▶ _WORK TO COMPLETE_
Below are some records; reproduce every one of them exactly.

------

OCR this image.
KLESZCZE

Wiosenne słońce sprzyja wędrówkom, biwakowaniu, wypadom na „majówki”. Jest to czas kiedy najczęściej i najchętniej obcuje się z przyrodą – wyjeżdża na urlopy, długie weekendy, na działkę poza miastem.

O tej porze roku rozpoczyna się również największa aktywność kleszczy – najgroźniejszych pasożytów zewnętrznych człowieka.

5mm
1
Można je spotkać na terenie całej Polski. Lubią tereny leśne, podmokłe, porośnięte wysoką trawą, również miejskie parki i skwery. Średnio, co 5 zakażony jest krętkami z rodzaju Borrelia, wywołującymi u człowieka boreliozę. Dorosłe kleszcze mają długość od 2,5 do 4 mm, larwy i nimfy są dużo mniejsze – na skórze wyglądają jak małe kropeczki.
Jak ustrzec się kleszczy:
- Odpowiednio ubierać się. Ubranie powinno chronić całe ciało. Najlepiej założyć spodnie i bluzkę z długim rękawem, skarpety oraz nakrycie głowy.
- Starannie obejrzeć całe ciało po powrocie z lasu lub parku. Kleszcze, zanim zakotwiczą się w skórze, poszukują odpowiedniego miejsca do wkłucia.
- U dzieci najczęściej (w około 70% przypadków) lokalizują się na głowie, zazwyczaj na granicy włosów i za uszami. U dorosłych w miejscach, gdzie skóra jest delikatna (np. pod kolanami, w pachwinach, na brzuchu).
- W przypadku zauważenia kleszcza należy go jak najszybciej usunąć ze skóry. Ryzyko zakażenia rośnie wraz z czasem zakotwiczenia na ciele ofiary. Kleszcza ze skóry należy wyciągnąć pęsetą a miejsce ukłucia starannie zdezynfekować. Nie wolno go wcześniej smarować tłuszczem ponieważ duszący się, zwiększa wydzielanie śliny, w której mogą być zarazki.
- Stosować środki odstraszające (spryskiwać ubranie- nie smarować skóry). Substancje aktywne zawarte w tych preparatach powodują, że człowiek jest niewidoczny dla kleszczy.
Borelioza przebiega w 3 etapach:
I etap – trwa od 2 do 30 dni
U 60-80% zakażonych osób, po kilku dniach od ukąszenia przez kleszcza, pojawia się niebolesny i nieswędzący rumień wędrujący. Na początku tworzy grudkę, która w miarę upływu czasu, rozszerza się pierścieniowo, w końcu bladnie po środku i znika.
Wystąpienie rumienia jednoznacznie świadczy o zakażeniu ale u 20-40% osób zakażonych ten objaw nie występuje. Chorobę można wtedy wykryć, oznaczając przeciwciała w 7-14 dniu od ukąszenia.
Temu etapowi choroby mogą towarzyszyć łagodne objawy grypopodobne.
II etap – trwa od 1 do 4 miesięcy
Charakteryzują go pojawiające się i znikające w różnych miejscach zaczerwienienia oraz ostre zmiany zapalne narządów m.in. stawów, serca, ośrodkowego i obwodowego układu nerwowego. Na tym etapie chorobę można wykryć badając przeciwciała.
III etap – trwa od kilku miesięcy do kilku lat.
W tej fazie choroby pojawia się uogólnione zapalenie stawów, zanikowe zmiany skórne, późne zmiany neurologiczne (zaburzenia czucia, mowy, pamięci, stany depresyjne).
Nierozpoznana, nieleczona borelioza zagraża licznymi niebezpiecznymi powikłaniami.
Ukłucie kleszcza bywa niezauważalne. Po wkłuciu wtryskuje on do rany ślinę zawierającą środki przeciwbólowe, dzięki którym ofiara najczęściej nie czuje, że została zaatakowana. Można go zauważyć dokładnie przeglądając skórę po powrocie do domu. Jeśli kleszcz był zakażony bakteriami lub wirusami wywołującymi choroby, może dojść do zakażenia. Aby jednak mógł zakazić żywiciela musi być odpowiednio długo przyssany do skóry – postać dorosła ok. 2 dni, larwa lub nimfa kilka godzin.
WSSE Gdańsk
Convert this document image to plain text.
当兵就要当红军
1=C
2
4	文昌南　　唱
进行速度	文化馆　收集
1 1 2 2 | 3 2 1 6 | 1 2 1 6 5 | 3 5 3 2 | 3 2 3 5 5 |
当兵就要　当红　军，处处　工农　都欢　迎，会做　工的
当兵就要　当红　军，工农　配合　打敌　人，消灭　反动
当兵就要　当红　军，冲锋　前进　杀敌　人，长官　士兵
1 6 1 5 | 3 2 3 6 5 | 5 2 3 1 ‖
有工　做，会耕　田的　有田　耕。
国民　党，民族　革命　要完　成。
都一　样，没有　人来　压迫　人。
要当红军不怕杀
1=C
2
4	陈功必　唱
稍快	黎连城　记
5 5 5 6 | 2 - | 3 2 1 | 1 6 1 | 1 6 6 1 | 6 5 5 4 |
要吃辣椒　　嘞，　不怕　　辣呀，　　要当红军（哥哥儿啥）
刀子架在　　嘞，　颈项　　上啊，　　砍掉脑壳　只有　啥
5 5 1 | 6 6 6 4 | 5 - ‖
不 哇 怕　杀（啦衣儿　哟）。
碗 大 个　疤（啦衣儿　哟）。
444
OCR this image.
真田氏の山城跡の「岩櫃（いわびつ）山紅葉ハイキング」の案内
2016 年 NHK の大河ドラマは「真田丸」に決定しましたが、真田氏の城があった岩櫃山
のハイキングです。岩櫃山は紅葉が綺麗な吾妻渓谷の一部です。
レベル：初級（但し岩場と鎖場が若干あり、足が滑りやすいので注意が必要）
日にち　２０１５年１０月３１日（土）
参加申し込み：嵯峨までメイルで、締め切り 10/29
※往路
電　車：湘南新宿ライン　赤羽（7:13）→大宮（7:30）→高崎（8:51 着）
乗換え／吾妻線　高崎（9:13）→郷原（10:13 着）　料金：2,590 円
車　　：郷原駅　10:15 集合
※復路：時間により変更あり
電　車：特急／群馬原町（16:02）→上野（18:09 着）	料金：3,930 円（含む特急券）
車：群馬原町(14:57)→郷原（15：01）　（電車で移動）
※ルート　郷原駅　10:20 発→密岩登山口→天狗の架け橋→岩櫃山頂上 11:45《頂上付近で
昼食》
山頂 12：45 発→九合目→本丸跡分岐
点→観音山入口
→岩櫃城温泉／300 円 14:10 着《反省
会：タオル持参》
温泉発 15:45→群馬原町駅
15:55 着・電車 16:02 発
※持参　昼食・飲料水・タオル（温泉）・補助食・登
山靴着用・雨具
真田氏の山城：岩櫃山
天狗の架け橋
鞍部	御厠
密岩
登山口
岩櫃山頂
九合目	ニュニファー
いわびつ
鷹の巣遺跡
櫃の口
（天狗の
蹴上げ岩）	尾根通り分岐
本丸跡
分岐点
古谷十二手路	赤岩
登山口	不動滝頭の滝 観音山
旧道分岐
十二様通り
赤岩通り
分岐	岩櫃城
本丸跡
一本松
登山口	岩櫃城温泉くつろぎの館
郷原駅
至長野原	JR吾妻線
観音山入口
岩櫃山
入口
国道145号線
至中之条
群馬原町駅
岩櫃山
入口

------

▶ _CORRECT RESULT_
OCR this image.
KLESZCZE

Wiosenne słońce sprzyja wędrówkom, biwakowaniu, wypadom na „majówki”. Jest to czas kiedy najczęściej i najchętniej obcuje się z przyrodą – wyjeżdża na urlopy, długie weekendy, na działkę poza miastem.

O tej porze roku rozpoczyna się również największa aktywność kleszczy – najgroźniejszych pasożytów zewnętrznych człowieka.

5mm
1
Można je spotkać na terenie całej Polski. Lubią tereny leśne, podmokłe, porośnięte wysoką trawą, również miejskie parki i skwery. Średnio, co 5 zakażony jest krętkami z rodzaju Borrelia, wywołującymi u człowieka boreliozę. Dorosłe kleszcze mają długość od 2,5 do 4 mm, larwy i nimfy są dużo mniejsze – na skórze wyglądają jak małe kropeczki.
Jak ustrzec się kleszczy:
- Odpowiednio ubierać się. Ubranie powinno chronić całe ciało. Najlepiej założyć spodnie i bluzkę z długim rękawem, skarpety oraz nakrycie głowy.
- Starannie obejrzeć całe ciało po powrocie z lasu lub parku. Kleszcze, zanim zakotwiczą się w skórze, poszukują odpowiedniego miejsca do wkłucia.
- U dzieci najczęściej (w około 70% przypadków) lokalizują się na głowie, zazwyczaj na granicy włosów i za uszami. U dorosłych w miejscach, gdzie skóra jest delikatna (np. pod kolanami, w pachwinach, na brzuchu).
- W przypadku zauważenia kleszcza należy go jak najszybciej usunąć ze skóry. Ryzyko zakażenia rośnie wraz z czasem zakotwiczenia na ciele ofiary. Kleszcza ze skóry należy wyciągnąć pęsetą a miejsce ukłucia starannie zdezynfekować. Nie wolno go wcześniej smarować tłuszczem ponieważ duszący się, zwiększa wydzielanie śliny, w której mogą być zarazki.
- Stosować środki odstraszające (spryskiwać ubranie- nie smarować skóry). Substancje aktywne zawarte w tych preparatach powodują, że człowiek jest niewidoczny dla kleszczy.
Borelioza przebiega w 3 etapach:
I etap – trwa od 2 do 30 dni
U 60-80% zakażonych osób, po kilku dniach od ukąszenia przez kleszcza, pojawia się niebolesny i nieswędzący rumień wędrujący. Na początku tworzy grudkę, która w miarę upływu czasu, rozszerza się pierścieniowo, w końcu bladnie po środku i znika.
Wystąpienie rumienia jednoznacznie świadczy o zakażeniu ale u 20-40% osób zakażonych ten objaw nie występuje. Chorobę można wtedy wykryć, oznaczając przeciwciała w 7-14 dniu od ukąszenia.
Temu etapowi choroby mogą towarzyszyć łagodne objawy grypopodobne.
II etap – trwa od 1 do 4 miesięcy
Charakteryzują go pojawiające się i znikające w różnych miejscach zaczerwienienia oraz ostre zmiany zapalne narządów m.in. stawów, serca, ośrodkowego i obwodowego układu nerwowego. Na tym etapie chorobę można wykryć badając przeciwciała.
III etap – trwa od kilku miesięcy do kilku lat.
W tej fazie choroby pojawia się uogólnione zapalenie stawów, zanikowe zmiany skórne, późne zmiany neurologiczne (zaburzenia czucia, mowy, pamięci, stany depresyjne).
Nierozpoznana, nieleczona borelioza zagraża licznymi niebezpiecznymi powikłaniami.
Ukłucie kleszcza bywa niezauważalne. Po wkłuciu wtryskuje on do rany ślinę zawierającą środki przeciwbólowe, dzięki którym ofiara najczęściej nie czuje, że została zaatakowana. Można go zauważyć dokładnie przeglądając skórę po powrocie do domu. Jeśli kleszcz był zakażony bakteriami lub wirusami wywołującymi choroby, może dojść do zakażenia. Aby jednak mógł zakazić żywiciela musi być odpowiednio długo przyssany do skóry – postać dorosła ok. 2 dni, larwa lub nimfa kilka godzin.
WSSE Gdańsk
Convert this document image to plain text.
当兵就要当红军
1=C
2
4	文昌南　　唱
进行速度	文化馆　收集
1 1 2 2 | 3 2 1 6 | 1 2 1 6 5 | 3 5 3 2 | 3 2 3 5 5 |
当兵就要　当红　军，处处　工农　都欢　迎，会做　工的
当兵就要　当红　军，工农　配合　打敌　人，消灭　反动
当兵就要　当红　军，冲锋　前进　杀敌　人，长官　士兵
1 6 1 5 | 3 2 3 6 5 | 5 2 3 1 ‖
有工　做，会耕　田的　有田　耕。
国民　党，民族　革命　要完　成。
都一　样，没有　人来　压迫　人。
要当红军不怕杀
1=C
2
4	陈功必　唱
稍快	黎连城　记
5 5 5 6 | 2 - | 3 2 1 | 1 6 1 | 1 6 6 1 | 6 5 5 4 |
要吃辣椒　　嘞，　不怕　　辣呀，　　要当红军（哥哥儿啥）
刀子架在　　嘞，　颈项　　上啊，　　砍掉脑壳　只有　啥
5 5 1 | 6 6 6 4 | 5 - ‖
不 哇 怕　杀（啦衣儿　哟）。
碗 大 个　疤（啦衣儿　哟）。
444
OCR this image.
真田氏の山城跡の「岩櫃（いわびつ）山紅葉ハイキング」の案内
2016 年 NHK の大河ドラマは「真田丸」に決定しましたが、真田氏の城があった岩櫃山
のハイキングです。岩櫃山は紅葉が綺麗な吾妻渓谷の一部です。
レベル：初級（但し岩場と鎖場が若干あり、足が滑りやすいので注意が必要）
日にち　２０１５年１０月３１日（土）
参加申し込み：嵯峨までメイルで、締め切り 10/29
※往路
電　車：湘南新宿ライン　赤羽（7:13）→大宮（7:30）→高崎（8:51 着）
乗換え／吾妻線　高崎（9:13）→郷原（10:13 着）　料金：2,590 円
車　　：郷原駅　10:15 集合
※復路：時間により変更あり
電　車：特急／群馬原町（16:02）→上野（18:09 着）	料金：3,930 円（含む特急券）
車：群馬原町(14:57)→郷原（15：01）　（電車で移動）
※ルート　郷原駅　10:20 発→密岩登山口→天狗の架け橋→岩櫃山頂上 11:45《頂上付近で
昼食》
山頂 12：45 発→九合目→本丸跡分岐
点→観音山入口
→岩櫃城温泉／300 円 14:10 着《反省
会：タオル持参》
温泉発 15:45→群馬原町駅
15:55 着・電車 16:02 発
※持参　昼食・飲料水・タオル（温泉）・補助食・登
山靴着用・雨具
真田氏の山城：岩櫃山
天狗の架け橋
鞍部	御厠
密岩
登山口
岩櫃山頂
九合目	ニュニファー
いわびつ
鷹の巣遺跡
櫃の口
（天狗の
蹴上げ岩）	尾根通り分岐
本丸跡
分岐点
古谷十二手路	赤岩
登山口	不動滝頭の滝 観音山
旧道分岐
十二様通り
赤岩通り
分岐	岩櫃城
本丸跡
一本松
登山口	岩櫃城温泉くつろぎの館
郷原駅
至長野原	JR吾妻線
観音山入口
岩櫃山
入口
国道145号線
至中之条
群馬原町駅
岩櫃山
入口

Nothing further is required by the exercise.